**Provided data**
[Start]

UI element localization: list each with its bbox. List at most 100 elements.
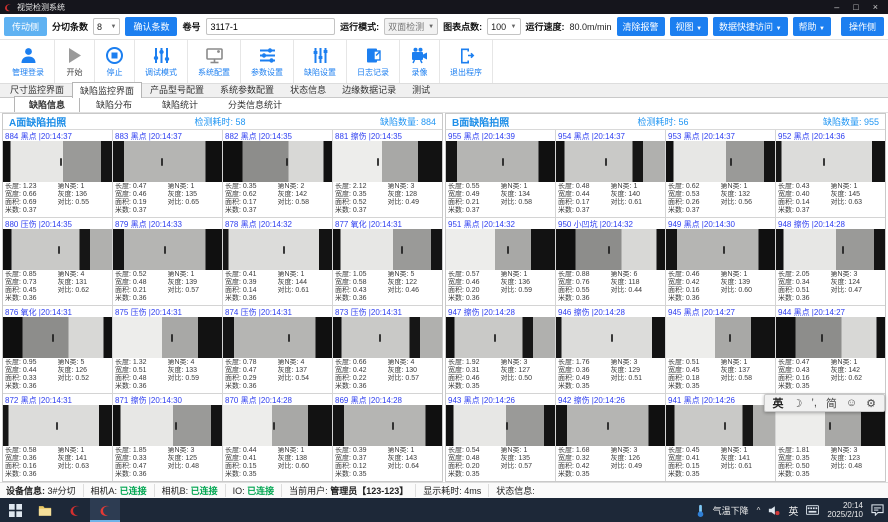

[End]
[Start]

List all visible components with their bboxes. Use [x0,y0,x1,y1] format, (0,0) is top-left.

[End]
[Start]

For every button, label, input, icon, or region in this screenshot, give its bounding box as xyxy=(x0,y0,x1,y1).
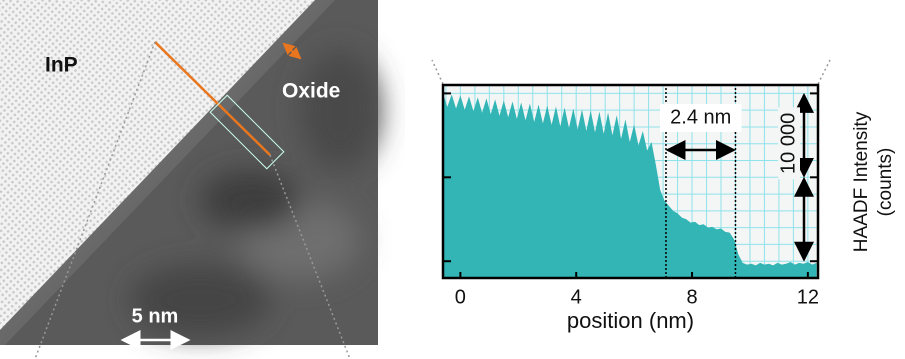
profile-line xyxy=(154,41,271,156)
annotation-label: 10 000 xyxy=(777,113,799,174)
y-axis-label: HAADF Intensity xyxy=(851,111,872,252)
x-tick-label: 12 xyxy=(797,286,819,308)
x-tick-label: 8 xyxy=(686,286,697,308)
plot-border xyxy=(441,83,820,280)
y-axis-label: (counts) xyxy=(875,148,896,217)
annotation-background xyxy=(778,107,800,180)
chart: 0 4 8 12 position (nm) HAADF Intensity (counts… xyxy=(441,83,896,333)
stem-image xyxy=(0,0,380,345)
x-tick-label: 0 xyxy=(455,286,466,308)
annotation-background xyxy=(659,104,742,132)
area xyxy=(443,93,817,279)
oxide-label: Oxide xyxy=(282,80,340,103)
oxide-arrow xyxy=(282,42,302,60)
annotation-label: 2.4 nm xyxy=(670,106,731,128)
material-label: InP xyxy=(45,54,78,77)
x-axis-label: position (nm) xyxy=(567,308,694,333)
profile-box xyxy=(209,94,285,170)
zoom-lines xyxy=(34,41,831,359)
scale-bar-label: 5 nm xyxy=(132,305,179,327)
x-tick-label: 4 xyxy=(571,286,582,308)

[End]

**Goal of the exercise**
Return each line of the records that contains the string "HAADF". Case counts.

**Reply**
y-axis-label: HAADF Intensity xyxy=(851,111,872,252)
chart: 0 4 8 12 position (nm) HAADF Intensity (counts… xyxy=(441,83,896,333)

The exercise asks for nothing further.